* Aim
Render every line of the records below as a Markdown table with the columns Row and Line. Number each row, skip blank lines, and leave out the pictures.

┌──

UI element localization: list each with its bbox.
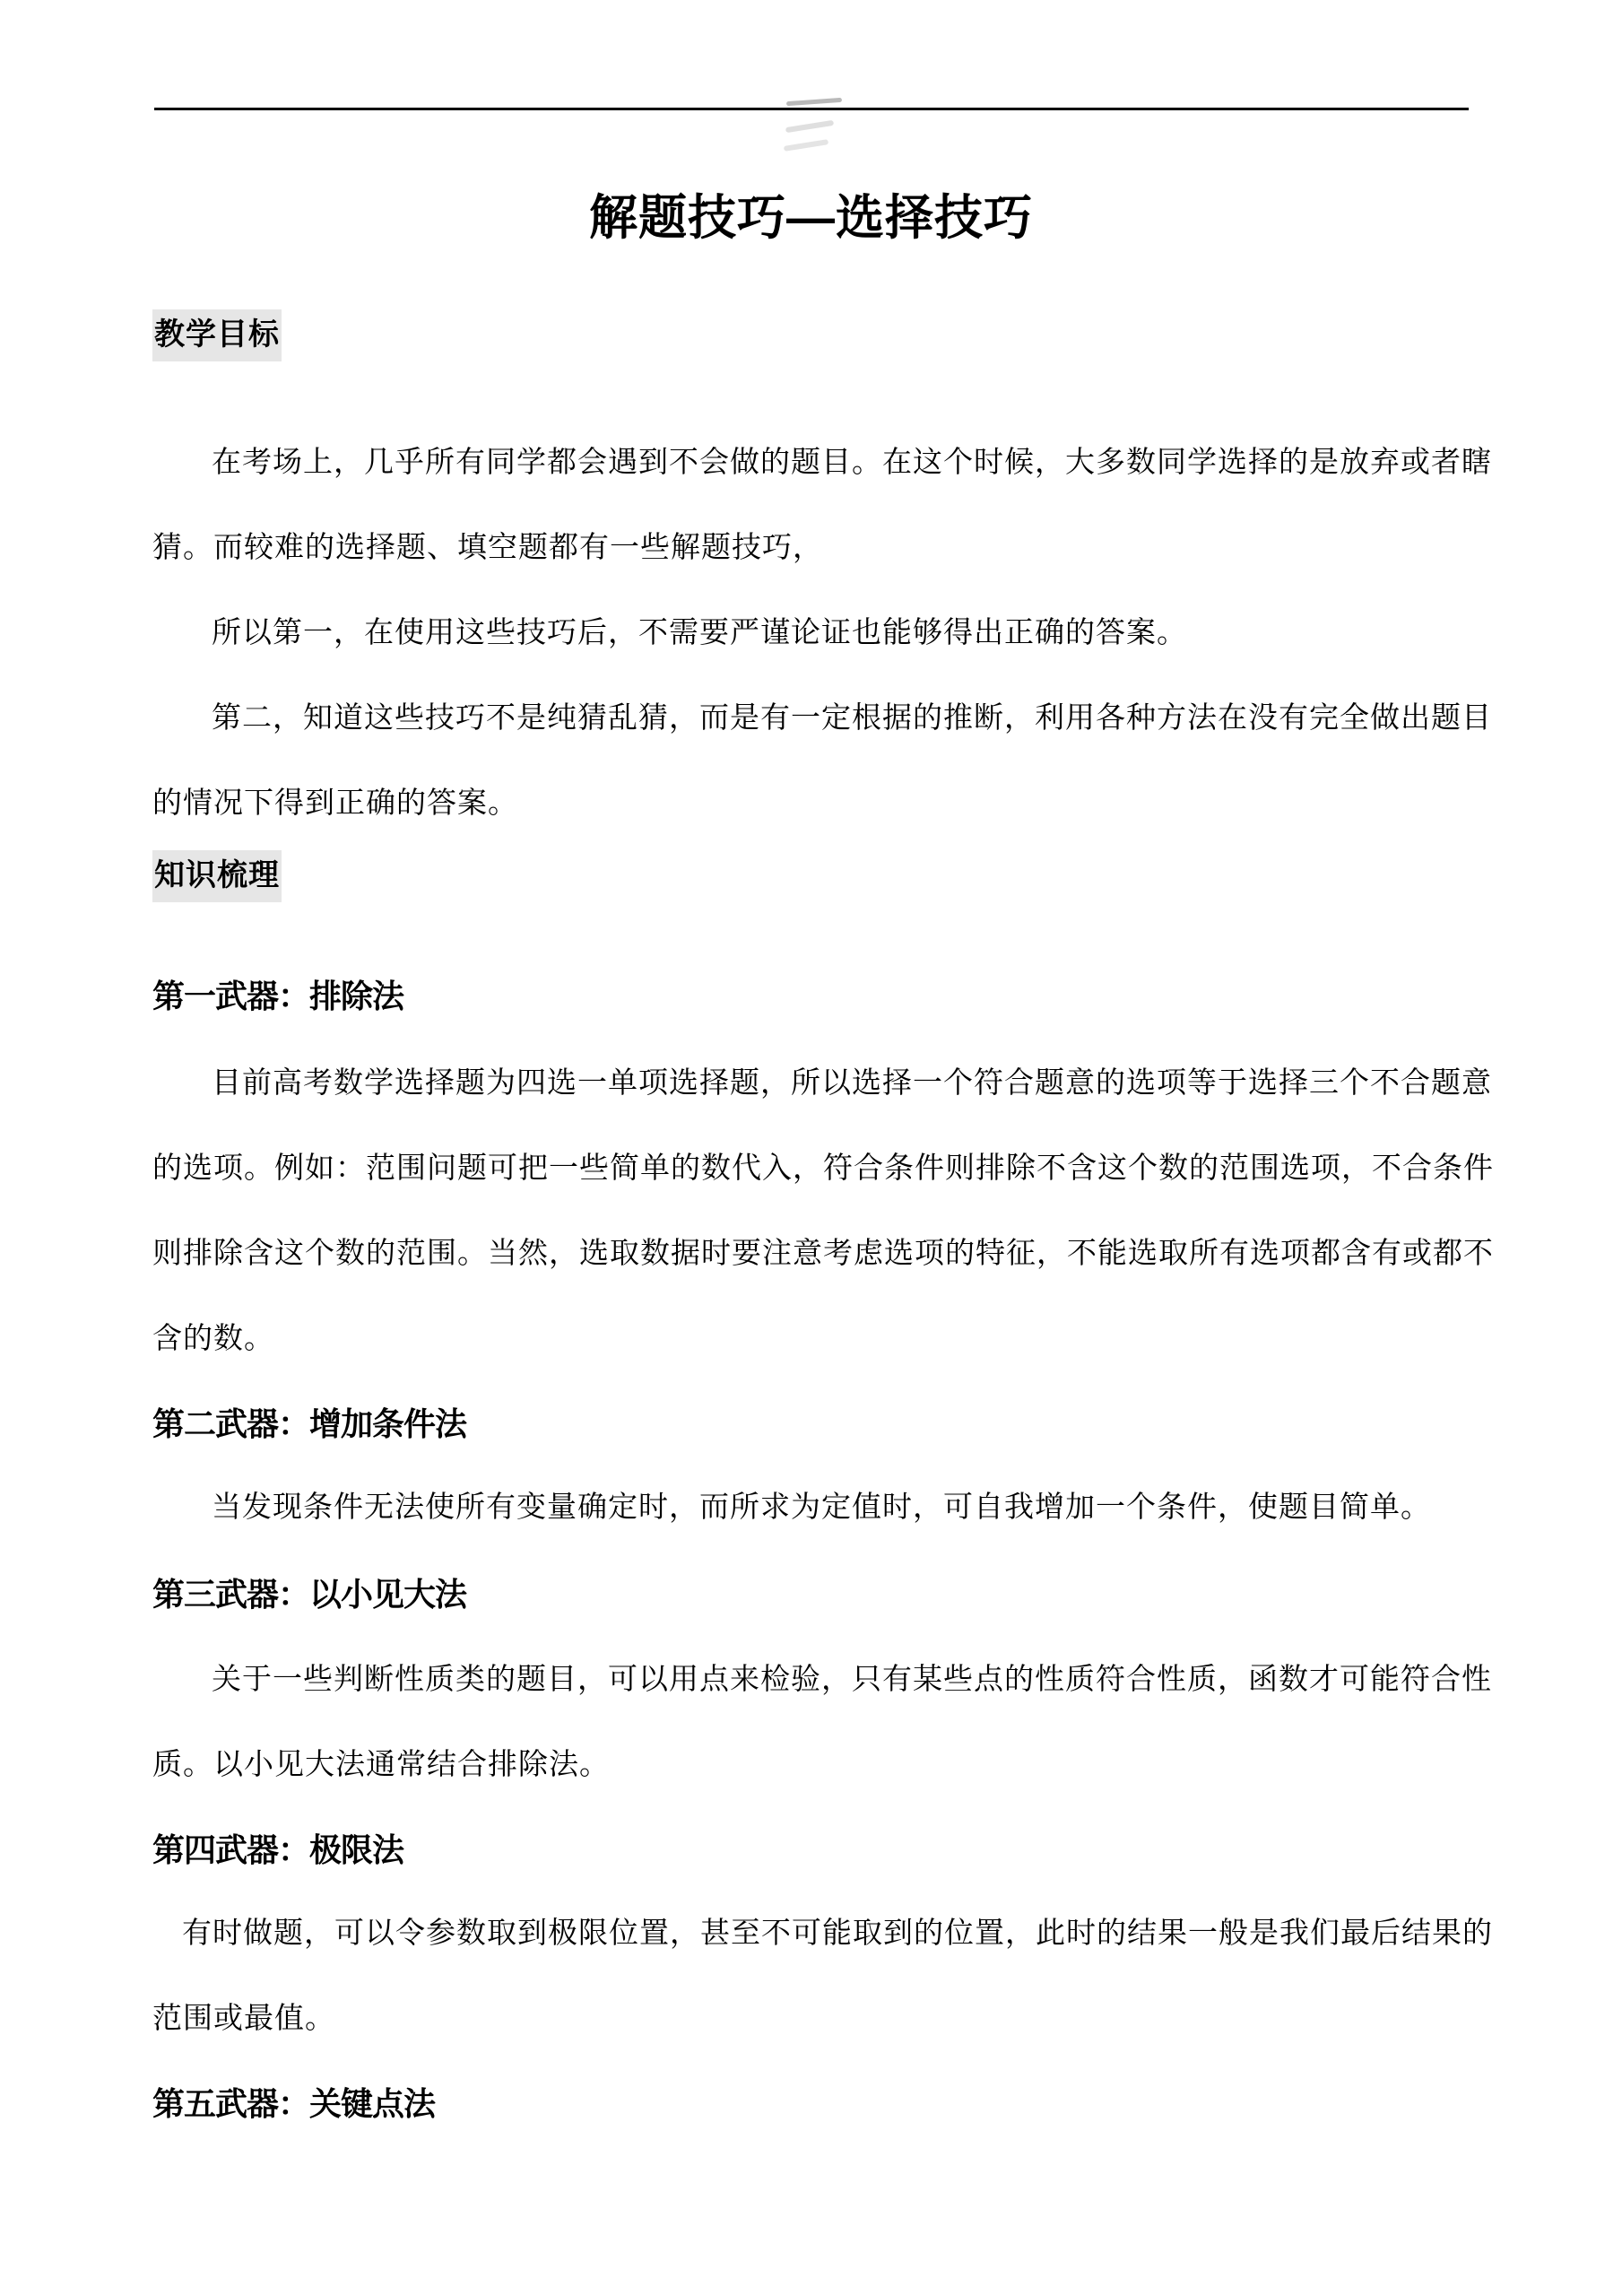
weapon-3-paragraph-line-2: 质。以小见大法通常结合排除法。	[152, 1747, 610, 1781]
weapon-1-paragraph-line-1: 目前高考数学选择题为四选一单项选择题，所以选择一个符合题意的选项等于选择三个不合…	[212, 1065, 1492, 1100]
section-header-knowledge-outline: 知识梳理	[152, 850, 282, 902]
heading-weapon-1: 第一武器：排除法	[152, 978, 403, 1014]
intro-paragraph-3-line-2: 的情况下得到正确的答案。	[152, 786, 518, 820]
intro-paragraph-2-line-1: 所以第一，在使用这些技巧后，不需要严谨论证也能够得出正确的答案。	[212, 615, 1187, 649]
weapon-3-paragraph-line-1: 关于一些判断性质类的题目，可以用点来检验，只有某些点的性质符合性质，函数才可能符…	[212, 1662, 1492, 1696]
heading-weapon-5: 第五武器：关键点法	[152, 2086, 435, 2122]
weapon-1-paragraph-line-4: 含的数。	[152, 1321, 274, 1355]
section-header-teaching-goal: 教学目标	[152, 309, 282, 361]
weapon-1-paragraph-line-3: 则排除含这个数的范围。当然，选取数据时要注意考虑选项的特征，不能选取所有选项都含…	[152, 1236, 1494, 1270]
header-rule	[154, 108, 1469, 110]
intro-paragraph-1-line-2: 猜。而较难的选择题、填空题都有一些解题技巧，	[152, 530, 823, 564]
watermark-stroke	[785, 120, 834, 133]
watermark-stroke	[786, 98, 842, 106]
watermark-stroke	[784, 139, 828, 152]
page-title: 解题技巧—选择技巧	[0, 190, 1622, 246]
document-page: 解题技巧—选择技巧 教学目标 在考场上，几乎所有同学都会遇到不会做的题目。在这个…	[0, 0, 1622, 2296]
weapon-1-paragraph-line-2: 的选项。例如：范围问题可把一些简单的数代入，符合条件则排除不含这个数的范围选项，…	[152, 1151, 1494, 1185]
heading-weapon-3: 第三武器：以小见大法	[152, 1577, 466, 1613]
heading-weapon-4: 第四武器：极限法	[152, 1832, 403, 1868]
weapon-4-paragraph-line-1: 有时做题，可以令参数取到极限位置，甚至不可能取到的位置，此时的结果一般是我们最后…	[182, 1916, 1493, 1950]
intro-paragraph-1-line-1: 在考场上，几乎所有同学都会遇到不会做的题目。在这个时候，大多数同学选择的是放弃或…	[212, 445, 1492, 479]
weapon-4-paragraph-line-2: 范围或最值。	[152, 2001, 335, 2035]
heading-weapon-2: 第二武器：增加条件法	[152, 1406, 466, 1442]
intro-paragraph-3-line-1: 第二，知道这些技巧不是纯猜乱猜，而是有一定根据的推断，利用各种方法在没有完全做出…	[212, 700, 1492, 735]
weapon-2-paragraph-line-1: 当发现条件无法使所有变量确定时，而所求为定值时，可自我增加一个条件，使题目简单。	[212, 1490, 1431, 1524]
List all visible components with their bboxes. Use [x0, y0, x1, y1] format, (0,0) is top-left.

└──

* Exercise response
| Row | Line |
|---|---|
| 1 | UI element localization: list each with its bbox. |
| 2 | weapon-3-paragraph-line-2: 质。以小见大法通常结合排除法。	[152, 1747, 610, 1781] |
| 3 | weapon-1-paragraph-line-1: 目前高考数学选择题为四选一单项选择题，所以选择一个符合题意的选项等于选择三个不合…	[212, 1065, 1492, 1100] |
| 4 | section-header-knowledge-outline: 知识梳理	[152, 850, 282, 902] |
| 5 | heading-weapon-1: 第一武器：排除法	[152, 978, 403, 1014] |
| 6 | intro-paragraph-3-line-2: 的情况下得到正确的答案。	[152, 786, 518, 820] |
| 7 | intro-paragraph-2-line-1: 所以第一，在使用这些技巧后，不需要严谨论证也能够得出正确的答案。	[212, 615, 1187, 649] |
| 8 | weapon-3-paragraph-line-1: 关于一些判断性质类的题目，可以用点来检验，只有某些点的性质符合性质，函数才可能符…	[212, 1662, 1492, 1696] |
| 9 | heading-weapon-5: 第五武器：关键点法	[152, 2086, 435, 2122] |
| 10 | weapon-1-paragraph-line-4: 含的数。	[152, 1321, 274, 1355] |
| 11 | section-header-teaching-goal: 教学目标	[152, 309, 282, 361] |
| 12 | weapon-1-paragraph-line-3: 则排除含这个数的范围。当然，选取数据时要注意考虑选项的特征，不能选取所有选项都含…	[152, 1236, 1494, 1270] |
| 13 | header-rule	[154, 108, 1469, 110] |
| 14 | intro-paragraph-1-line-2: 猜。而较难的选择题、填空题都有一些解题技巧，	[152, 530, 823, 564] |
| 15 | watermark-stroke	[785, 120, 834, 133] |
| 16 | watermark-stroke	[786, 98, 842, 106] |
| 17 | watermark-stroke	[784, 139, 828, 152] |
| 18 | page-title: 解题技巧—选择技巧	[0, 190, 1622, 246] |
| 19 | document-page: 解题技巧—选择技巧 教学目标 在考场上，几乎所有同学都会遇到不会做的题目。在这个…	[0, 0, 1622, 2296] |
| 20 | weapon-1-paragraph-line-2: 的选项。例如：范围问题可把一些简单的数代入，符合条件则排除不含这个数的范围选项，…	[152, 1151, 1494, 1185] |
| 21 | heading-weapon-3: 第三武器：以小见大法	[152, 1577, 466, 1613] |
| 22 | heading-weapon-4: 第四武器：极限法	[152, 1832, 403, 1868] |
| 23 | weapon-4-paragraph-line-1: 有时做题，可以令参数取到极限位置，甚至不可能取到的位置，此时的结果一般是我们最后…	[182, 1916, 1493, 1950] |
| 24 | intro-paragraph-1-line-1: 在考场上，几乎所有同学都会遇到不会做的题目。在这个时候，大多数同学选择的是放弃或…	[212, 445, 1492, 479] |
| 25 | weapon-4-paragraph-line-2: 范围或最值。	[152, 2001, 335, 2035] |
| 26 | heading-weapon-2: 第二武器：增加条件法	[152, 1406, 466, 1442] |
| 27 | intro-paragraph-3-line-1: 第二，知道这些技巧不是纯猜乱猜，而是有一定根据的推断，利用各种方法在没有完全做出…	[212, 700, 1492, 735] |
| 28 | weapon-2-paragraph-line-1: 当发现条件无法使所有变量确定时，而所求为定值时，可自我增加一个条件，使题目简单。	[212, 1490, 1431, 1524] |
| 29 | List all visible components with their bboxes. Use [x0, y0, x1, y1] format, (0,0) is top-left. |